__Your objective__
In the entries that follow, how many lines contain "Total"? Answer with the number only.

Dataset listings of figures:
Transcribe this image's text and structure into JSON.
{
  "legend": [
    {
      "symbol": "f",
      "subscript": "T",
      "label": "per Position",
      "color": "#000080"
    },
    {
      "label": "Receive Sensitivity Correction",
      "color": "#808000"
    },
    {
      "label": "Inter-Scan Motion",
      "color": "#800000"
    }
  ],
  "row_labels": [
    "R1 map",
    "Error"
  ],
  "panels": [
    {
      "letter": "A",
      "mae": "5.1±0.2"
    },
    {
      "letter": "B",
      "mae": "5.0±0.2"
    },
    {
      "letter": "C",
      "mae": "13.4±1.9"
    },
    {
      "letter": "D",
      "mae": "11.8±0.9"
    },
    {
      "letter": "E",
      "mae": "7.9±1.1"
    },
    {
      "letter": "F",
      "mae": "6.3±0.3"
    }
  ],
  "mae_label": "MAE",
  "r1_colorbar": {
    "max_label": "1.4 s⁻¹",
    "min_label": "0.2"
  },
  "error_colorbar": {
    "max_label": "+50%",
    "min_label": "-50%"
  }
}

--

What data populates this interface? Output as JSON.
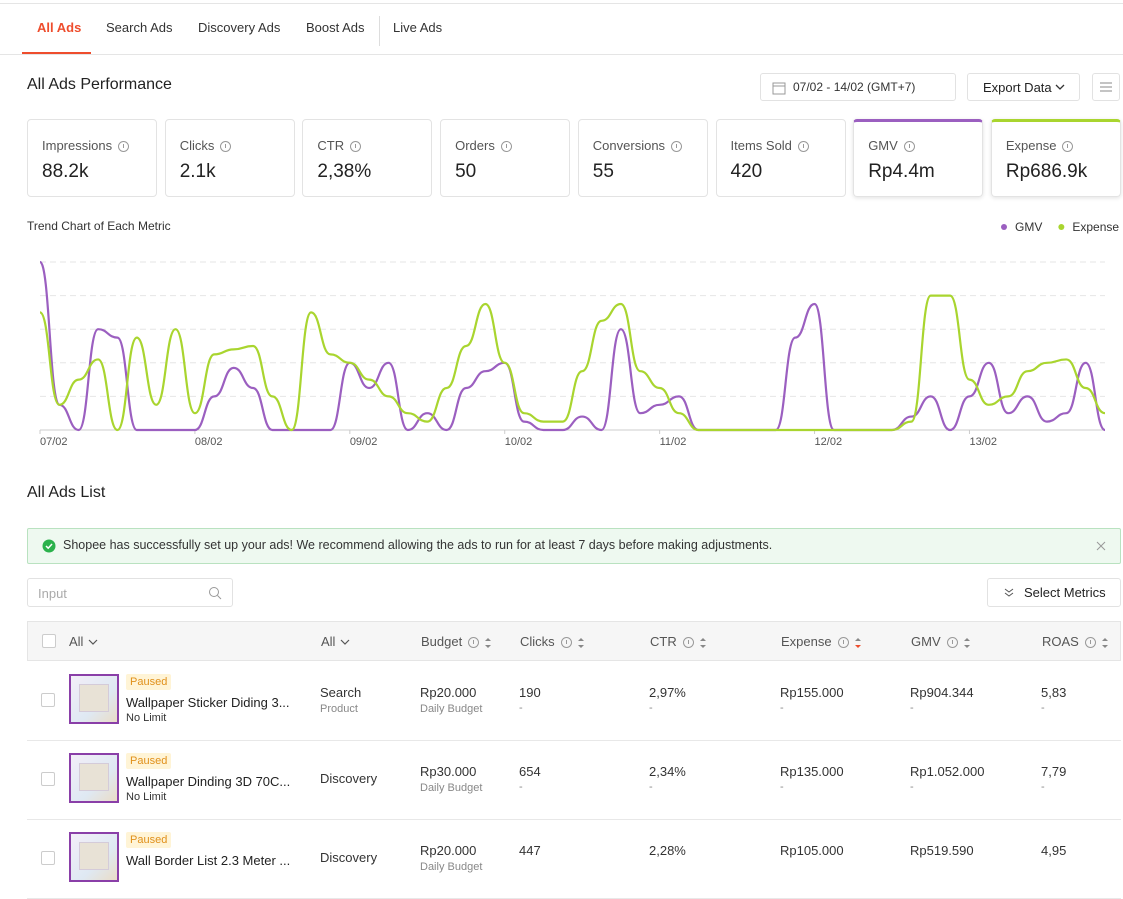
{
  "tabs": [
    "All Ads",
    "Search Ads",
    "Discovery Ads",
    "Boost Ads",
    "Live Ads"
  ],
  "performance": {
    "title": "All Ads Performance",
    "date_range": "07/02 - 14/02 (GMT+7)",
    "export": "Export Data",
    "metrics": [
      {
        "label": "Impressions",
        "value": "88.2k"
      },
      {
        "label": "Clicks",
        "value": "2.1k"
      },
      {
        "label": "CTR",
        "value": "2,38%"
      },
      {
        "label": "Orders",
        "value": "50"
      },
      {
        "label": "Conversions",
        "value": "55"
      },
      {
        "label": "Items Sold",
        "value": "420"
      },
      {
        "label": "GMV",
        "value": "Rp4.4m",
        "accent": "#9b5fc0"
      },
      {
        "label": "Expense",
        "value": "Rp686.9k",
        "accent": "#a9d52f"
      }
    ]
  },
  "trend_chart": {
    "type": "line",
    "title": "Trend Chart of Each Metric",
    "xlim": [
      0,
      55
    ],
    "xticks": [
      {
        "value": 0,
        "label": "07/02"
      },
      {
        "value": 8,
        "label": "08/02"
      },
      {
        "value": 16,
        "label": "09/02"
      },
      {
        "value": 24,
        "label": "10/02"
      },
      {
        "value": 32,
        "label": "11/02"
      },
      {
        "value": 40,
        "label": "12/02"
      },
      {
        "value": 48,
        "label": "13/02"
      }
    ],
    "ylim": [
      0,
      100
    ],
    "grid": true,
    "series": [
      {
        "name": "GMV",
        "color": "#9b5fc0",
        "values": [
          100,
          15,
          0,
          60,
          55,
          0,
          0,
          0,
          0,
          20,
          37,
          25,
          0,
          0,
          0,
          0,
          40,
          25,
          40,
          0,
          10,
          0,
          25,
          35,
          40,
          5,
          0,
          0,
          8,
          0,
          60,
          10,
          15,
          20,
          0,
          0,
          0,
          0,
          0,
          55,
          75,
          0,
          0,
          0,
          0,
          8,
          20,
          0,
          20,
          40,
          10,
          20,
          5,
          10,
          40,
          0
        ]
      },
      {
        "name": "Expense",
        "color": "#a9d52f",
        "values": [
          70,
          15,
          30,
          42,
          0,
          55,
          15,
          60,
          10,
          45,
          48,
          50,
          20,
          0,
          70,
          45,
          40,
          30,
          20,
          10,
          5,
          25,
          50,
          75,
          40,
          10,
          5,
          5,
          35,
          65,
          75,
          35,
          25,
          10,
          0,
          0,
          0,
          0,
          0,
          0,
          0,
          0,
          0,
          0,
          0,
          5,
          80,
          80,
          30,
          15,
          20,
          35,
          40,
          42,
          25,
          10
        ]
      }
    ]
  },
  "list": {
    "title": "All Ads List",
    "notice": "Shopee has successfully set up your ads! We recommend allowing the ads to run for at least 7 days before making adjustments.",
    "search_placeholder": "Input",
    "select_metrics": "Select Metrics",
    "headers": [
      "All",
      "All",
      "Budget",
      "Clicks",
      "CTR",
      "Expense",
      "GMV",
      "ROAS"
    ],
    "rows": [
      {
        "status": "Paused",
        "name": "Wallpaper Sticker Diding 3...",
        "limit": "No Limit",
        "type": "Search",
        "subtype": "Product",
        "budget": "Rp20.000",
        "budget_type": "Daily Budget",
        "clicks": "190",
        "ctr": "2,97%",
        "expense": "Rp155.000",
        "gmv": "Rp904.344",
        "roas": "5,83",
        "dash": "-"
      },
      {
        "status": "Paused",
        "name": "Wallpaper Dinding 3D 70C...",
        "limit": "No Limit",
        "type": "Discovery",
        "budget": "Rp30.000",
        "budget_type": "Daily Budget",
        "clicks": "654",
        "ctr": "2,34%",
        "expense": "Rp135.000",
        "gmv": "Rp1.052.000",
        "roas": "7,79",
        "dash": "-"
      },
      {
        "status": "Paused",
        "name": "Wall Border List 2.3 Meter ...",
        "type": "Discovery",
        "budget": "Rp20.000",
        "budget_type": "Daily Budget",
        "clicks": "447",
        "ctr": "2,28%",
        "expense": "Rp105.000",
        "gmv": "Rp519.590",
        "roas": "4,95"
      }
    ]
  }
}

--

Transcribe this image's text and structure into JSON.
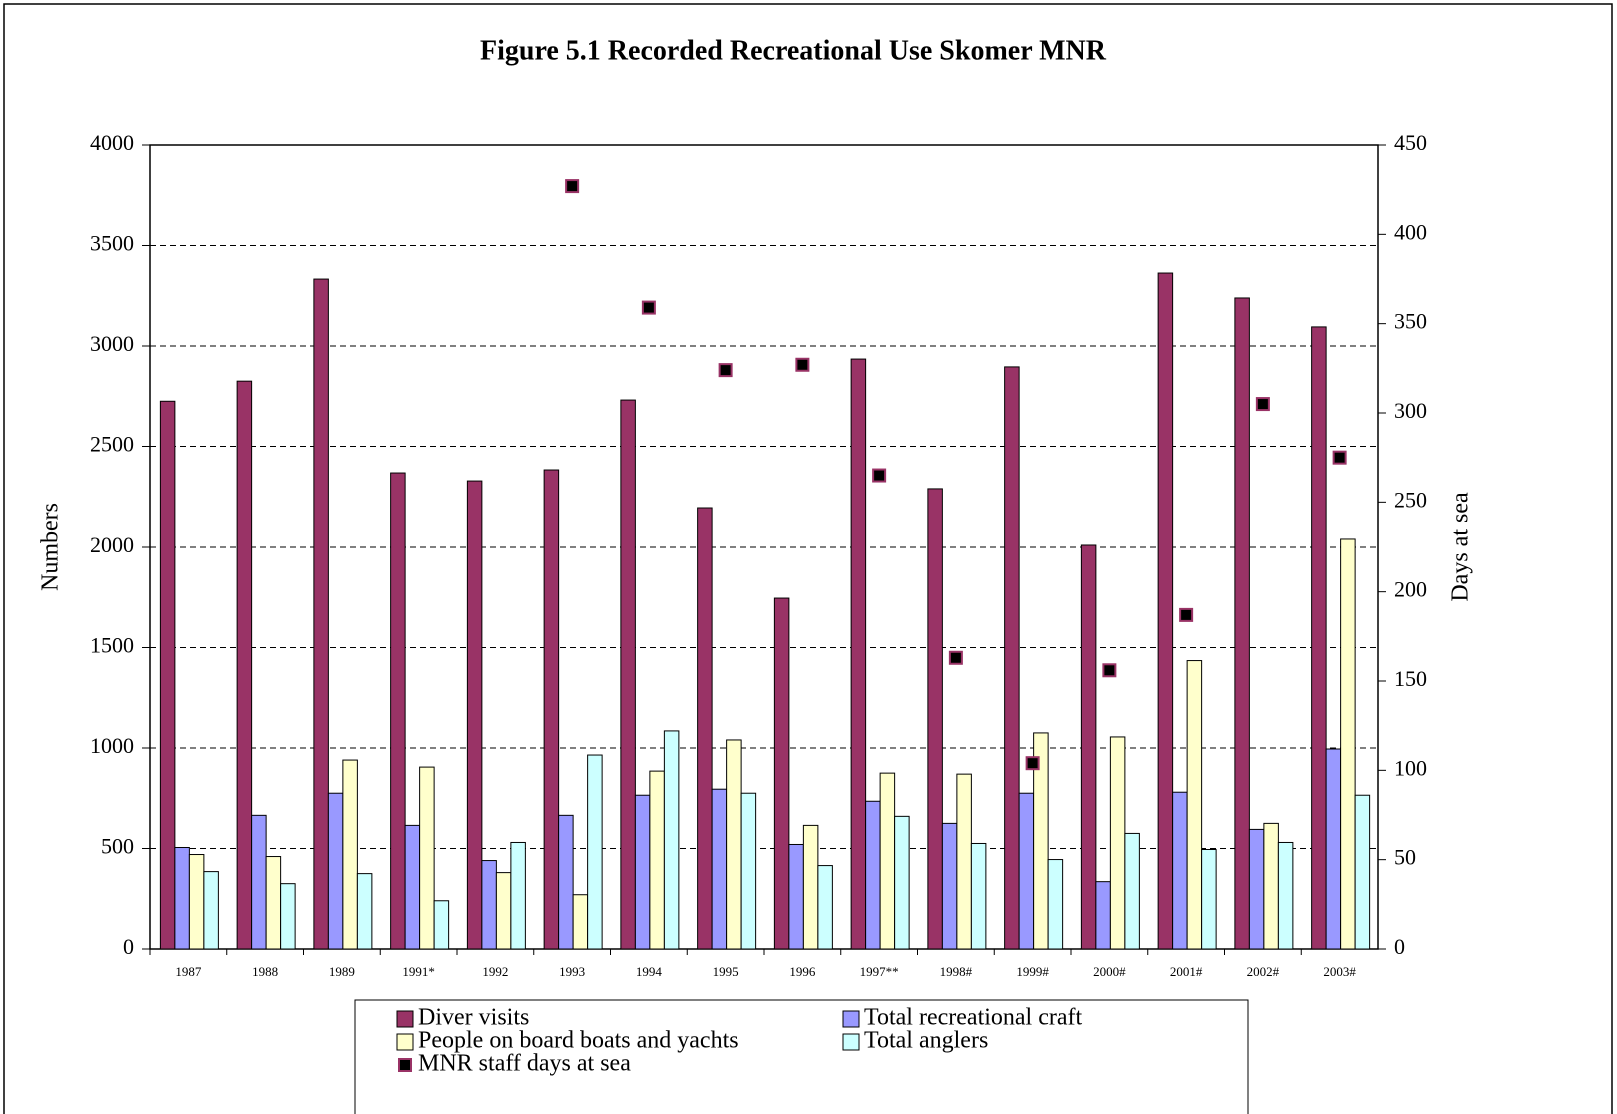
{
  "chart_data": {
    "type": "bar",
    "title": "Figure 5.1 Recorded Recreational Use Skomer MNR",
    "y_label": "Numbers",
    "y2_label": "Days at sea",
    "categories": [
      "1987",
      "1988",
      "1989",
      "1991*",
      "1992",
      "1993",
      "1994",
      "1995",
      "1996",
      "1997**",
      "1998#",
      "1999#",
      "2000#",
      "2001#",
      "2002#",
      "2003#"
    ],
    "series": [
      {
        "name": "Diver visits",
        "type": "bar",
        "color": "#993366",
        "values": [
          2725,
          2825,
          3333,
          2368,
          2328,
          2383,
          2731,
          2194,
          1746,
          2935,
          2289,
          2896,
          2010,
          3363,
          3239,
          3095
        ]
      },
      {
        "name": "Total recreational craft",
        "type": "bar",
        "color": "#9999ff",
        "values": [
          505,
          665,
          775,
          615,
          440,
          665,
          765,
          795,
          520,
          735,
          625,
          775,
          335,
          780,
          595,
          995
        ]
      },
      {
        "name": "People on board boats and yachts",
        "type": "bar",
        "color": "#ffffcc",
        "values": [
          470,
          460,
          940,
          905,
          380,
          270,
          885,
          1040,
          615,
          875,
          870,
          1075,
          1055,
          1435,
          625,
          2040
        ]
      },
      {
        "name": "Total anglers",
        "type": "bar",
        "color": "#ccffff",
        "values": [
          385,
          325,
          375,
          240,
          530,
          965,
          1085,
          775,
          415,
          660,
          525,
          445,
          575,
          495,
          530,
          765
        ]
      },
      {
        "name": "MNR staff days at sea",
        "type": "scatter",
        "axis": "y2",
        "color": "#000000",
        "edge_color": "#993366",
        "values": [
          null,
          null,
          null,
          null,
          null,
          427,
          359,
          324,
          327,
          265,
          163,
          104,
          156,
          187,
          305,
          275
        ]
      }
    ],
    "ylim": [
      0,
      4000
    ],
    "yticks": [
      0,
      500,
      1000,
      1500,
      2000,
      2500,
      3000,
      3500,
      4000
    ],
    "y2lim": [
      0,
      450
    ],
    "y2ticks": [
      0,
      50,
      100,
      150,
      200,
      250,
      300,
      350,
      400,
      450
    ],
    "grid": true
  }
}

__Result for this exercise__
2